What to do: Print the records below word for word, but leave out the pictures.

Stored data

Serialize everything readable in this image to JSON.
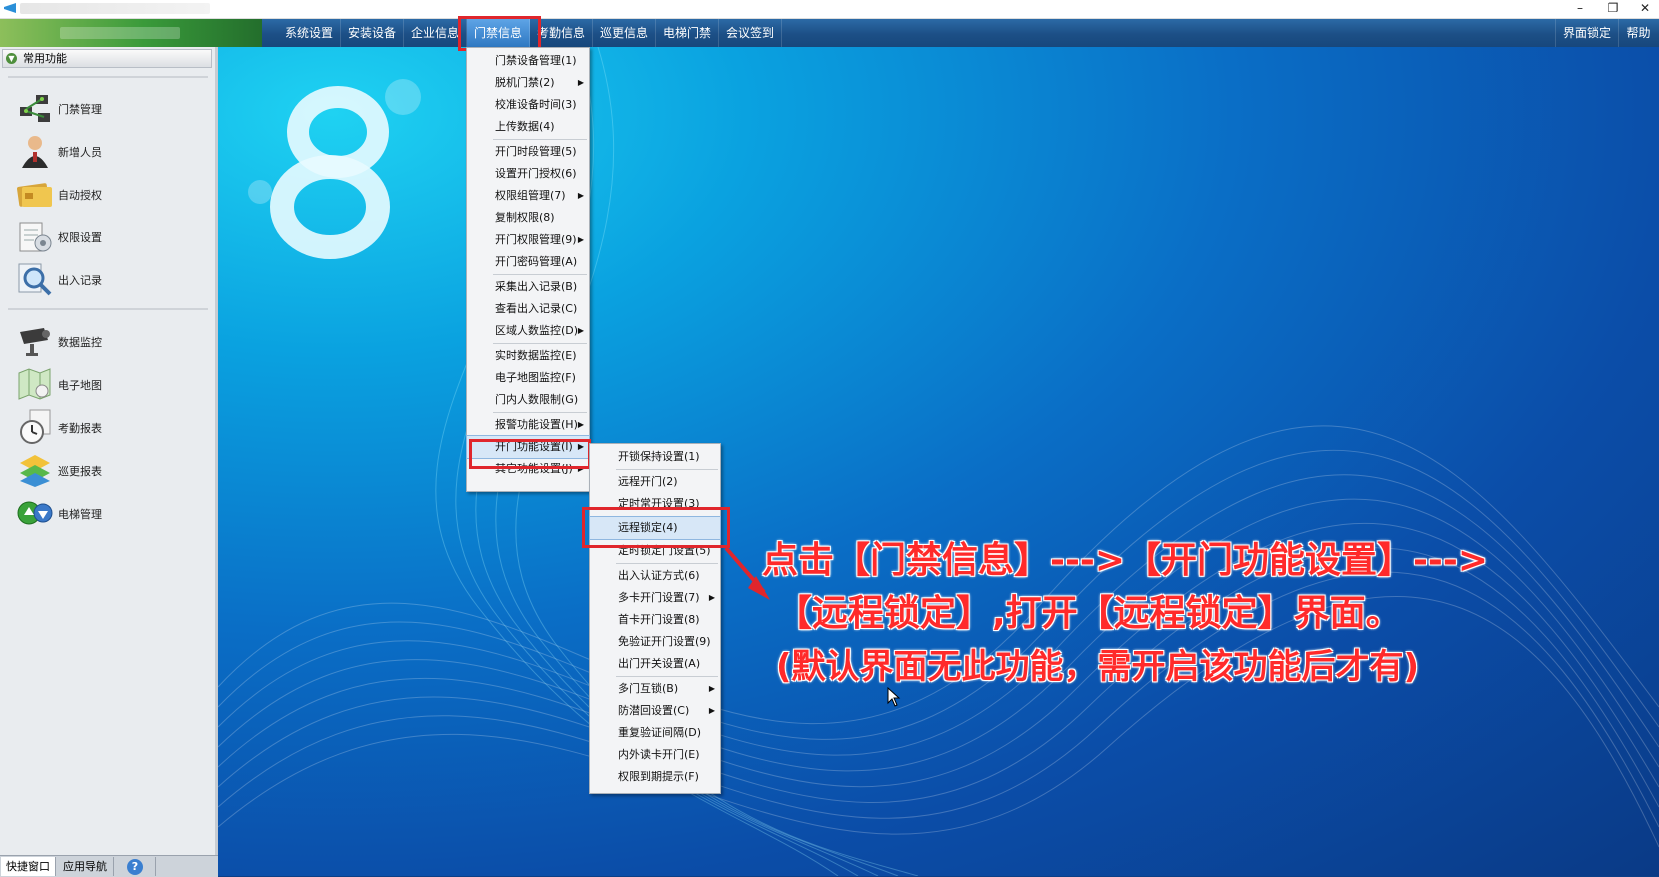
{
  "window": {
    "title": "",
    "controls": {
      "minimize": "–",
      "restore": "❐",
      "close": "✕"
    }
  },
  "menubar": {
    "items": [
      "系统设置",
      "安装设备",
      "企业信息",
      "门禁信息",
      "考勤信息",
      "巡更信息",
      "电梯门禁",
      "会议签到"
    ],
    "right_items": [
      "界面锁定",
      "帮助"
    ],
    "active": "门禁信息"
  },
  "sidebar": {
    "header": "常用功能",
    "items": [
      {
        "label": "门禁管理",
        "icon": "door-network-icon"
      },
      {
        "label": "新增人员",
        "icon": "person-icon"
      },
      {
        "label": "自动授权",
        "icon": "card-icon"
      },
      {
        "label": "权限设置",
        "icon": "permission-doc-icon"
      },
      {
        "label": "出入记录",
        "icon": "magnifier-icon"
      },
      {
        "label": "数据监控",
        "icon": "camera-icon"
      },
      {
        "label": "电子地图",
        "icon": "map-icon"
      },
      {
        "label": "考勤报表",
        "icon": "clock-icon"
      },
      {
        "label": "巡更报表",
        "icon": "patrol-icon"
      },
      {
        "label": "电梯管理",
        "icon": "elevator-icon"
      }
    ]
  },
  "bottom_tabs": [
    "快捷窗口",
    "应用导航",
    "?"
  ],
  "menu_access": {
    "items": [
      {
        "label": "门禁设备管理(1)",
        "submenu": false
      },
      {
        "label": "脱机门禁(2)",
        "submenu": true
      },
      {
        "label": "校准设备时间(3)",
        "submenu": false
      },
      {
        "label": "上传数据(4)",
        "submenu": false
      },
      {
        "label": "开门时段管理(5)",
        "submenu": false
      },
      {
        "label": "设置开门授权(6)",
        "submenu": false
      },
      {
        "label": "权限组管理(7)",
        "submenu": true
      },
      {
        "label": "复制权限(8)",
        "submenu": false
      },
      {
        "label": "开门权限管理(9)",
        "submenu": true
      },
      {
        "label": "开门密码管理(A)",
        "submenu": false
      },
      {
        "label": "采集出入记录(B)",
        "submenu": false
      },
      {
        "label": "查看出入记录(C)",
        "submenu": false
      },
      {
        "label": "区域人数监控(D)",
        "submenu": true
      },
      {
        "label": "实时数据监控(E)",
        "submenu": false
      },
      {
        "label": "电子地图监控(F)",
        "submenu": false
      },
      {
        "label": "门内人数限制(G)",
        "submenu": false
      },
      {
        "label": "报警功能设置(H)",
        "submenu": true
      },
      {
        "label": "开门功能设置(I)",
        "submenu": true
      },
      {
        "label": "其它功能设置(J)",
        "submenu": true
      }
    ]
  },
  "menu_open_function": {
    "items": [
      {
        "label": "开锁保持设置(1)",
        "submenu": false
      },
      {
        "label": "远程开门(2)",
        "submenu": false
      },
      {
        "label": "定时常开设置(3)",
        "submenu": false
      },
      {
        "label": "远程锁定(4)",
        "submenu": false
      },
      {
        "label": "定时锁定门设置(5)",
        "submenu": false
      },
      {
        "label": "出入认证方式(6)",
        "submenu": false
      },
      {
        "label": "多卡开门设置(7)",
        "submenu": true
      },
      {
        "label": "首卡开门设置(8)",
        "submenu": false
      },
      {
        "label": "免验证开门设置(9)",
        "submenu": false
      },
      {
        "label": "出门开关设置(A)",
        "submenu": false
      },
      {
        "label": "多门互锁(B)",
        "submenu": true
      },
      {
        "label": "防潜回设置(C)",
        "submenu": true
      },
      {
        "label": "重复验证间隔(D)",
        "submenu": false
      },
      {
        "label": "内外读卡开门(E)",
        "submenu": false
      },
      {
        "label": "权限到期提示(F)",
        "submenu": false
      }
    ]
  },
  "annotation": {
    "line1": "点击【门禁信息】--->【开门功能设置】--->",
    "line2": "【远程锁定】,打开【远程锁定】界面。",
    "line3": "(默认界面无此功能，需开启该功能后才有)"
  },
  "colors": {
    "accent_red": "#e0262c",
    "menubar_blue": "#1c4f86",
    "menu_highlight": "#d7e7f7"
  }
}
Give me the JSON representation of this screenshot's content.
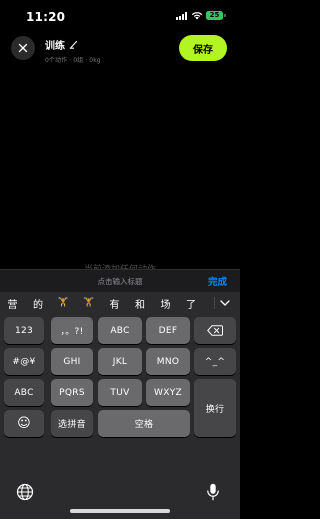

Solution to this exercise:
Serialize everything readable in this image to JSON.
{
  "window": {
    "title": "",
    "controls": {
      "minimize": "–",
      "restore": "❐",
      "close": "✕"
    }
  },
  "menubar": {
    "items": [
      "系统设置",
      "安装设备",
      "企业信息",
      "门禁信息",
      "考勤信息",
      "巡更信息",
      "电梯门禁",
      "会议签到"
    ],
    "right_items": [
      "界面锁定",
      "帮助"
    ],
    "active": "门禁信息"
  },
  "sidebar": {
    "header": "常用功能",
    "items": [
      {
        "label": "门禁管理",
        "icon": "door-network-icon"
      },
      {
        "label": "新增人员",
        "icon": "person-icon"
      },
      {
        "label": "自动授权",
        "icon": "card-icon"
      },
      {
        "label": "权限设置",
        "icon": "permission-doc-icon"
      },
      {
        "label": "出入记录",
        "icon": "magnifier-icon"
      },
      {
        "label": "数据监控",
        "icon": "camera-icon"
      },
      {
        "label": "电子地图",
        "icon": "map-icon"
      },
      {
        "label": "考勤报表",
        "icon": "clock-icon"
      },
      {
        "label": "巡更报表",
        "icon": "patrol-icon"
      },
      {
        "label": "电梯管理",
        "icon": "elevator-icon"
      }
    ]
  },
  "bottom_tabs": [
    "快捷窗口",
    "应用导航",
    "?"
  ],
  "menu_access": {
    "items": [
      {
        "label": "门禁设备管理(1)",
        "submenu": false
      },
      {
        "label": "脱机门禁(2)",
        "submenu": true
      },
      {
        "label": "校准设备时间(3)",
        "submenu": false
      },
      {
        "label": "上传数据(4)",
        "submenu": false
      },
      {
        "label": "开门时段管理(5)",
        "submenu": false
      },
      {
        "label": "设置开门授权(6)",
        "submenu": false
      },
      {
        "label": "权限组管理(7)",
        "submenu": true
      },
      {
        "label": "复制权限(8)",
        "submenu": false
      },
      {
        "label": "开门权限管理(9)",
        "submenu": true
      },
      {
        "label": "开门密码管理(A)",
        "submenu": false
      },
      {
        "label": "采集出入记录(B)",
        "submenu": false
      },
      {
        "label": "查看出入记录(C)",
        "submenu": false
      },
      {
        "label": "区域人数监控(D)",
        "submenu": true
      },
      {
        "label": "实时数据监控(E)",
        "submenu": false
      },
      {
        "label": "电子地图监控(F)",
        "submenu": false
      },
      {
        "label": "门内人数限制(G)",
        "submenu": false
      },
      {
        "label": "报警功能设置(H)",
        "submenu": true
      },
      {
        "label": "开门功能设置(I)",
        "submenu": true
      },
      {
        "label": "其它功能设置(J)",
        "submenu": true
      }
    ]
  },
  "menu_open_function": {
    "items": [
      {
        "label": "开锁保持设置(1)",
        "submenu": false
      },
      {
        "label": "远程开门(2)",
        "submenu": false
      },
      {
        "label": "定时常开设置(3)",
        "submenu": false
      },
      {
        "label": "远程锁定(4)",
        "submenu": false
      },
      {
        "label": "定时锁定门设置(5)",
        "submenu": false
      },
      {
        "label": "出入认证方式(6)",
        "submenu": false
      },
      {
        "label": "多卡开门设置(7)",
        "submenu": true
      },
      {
        "label": "首卡开门设置(8)",
        "submenu": false
      },
      {
        "label": "免验证开门设置(9)",
        "submenu": false
      },
      {
        "label": "出门开关设置(A)",
        "submenu": false
      },
      {
        "label": "多门互锁(B)",
        "submenu": true
      },
      {
        "label": "防潜回设置(C)",
        "submenu": true
      },
      {
        "label": "重复验证间隔(D)",
        "submenu": false
      },
      {
        "label": "内外读卡开门(E)",
        "submenu": false
      },
      {
        "label": "权限到期提示(F)",
        "submenu": false
      }
    ]
  },
  "annotation": {
    "line1": "点击【门禁信息】--->【开门功能设置】--->",
    "line2": "【远程锁定】,打开【远程锁定】界面。",
    "line3": "(默认界面无此功能，需开启该功能后才有)"
  },
  "colors": {
    "accent_red": "#e0262c",
    "menubar_blue": "#1c4f86",
    "menu_highlight": "#d7e7f7"
  }
}
Give me the JSON representation of this screenshot's content.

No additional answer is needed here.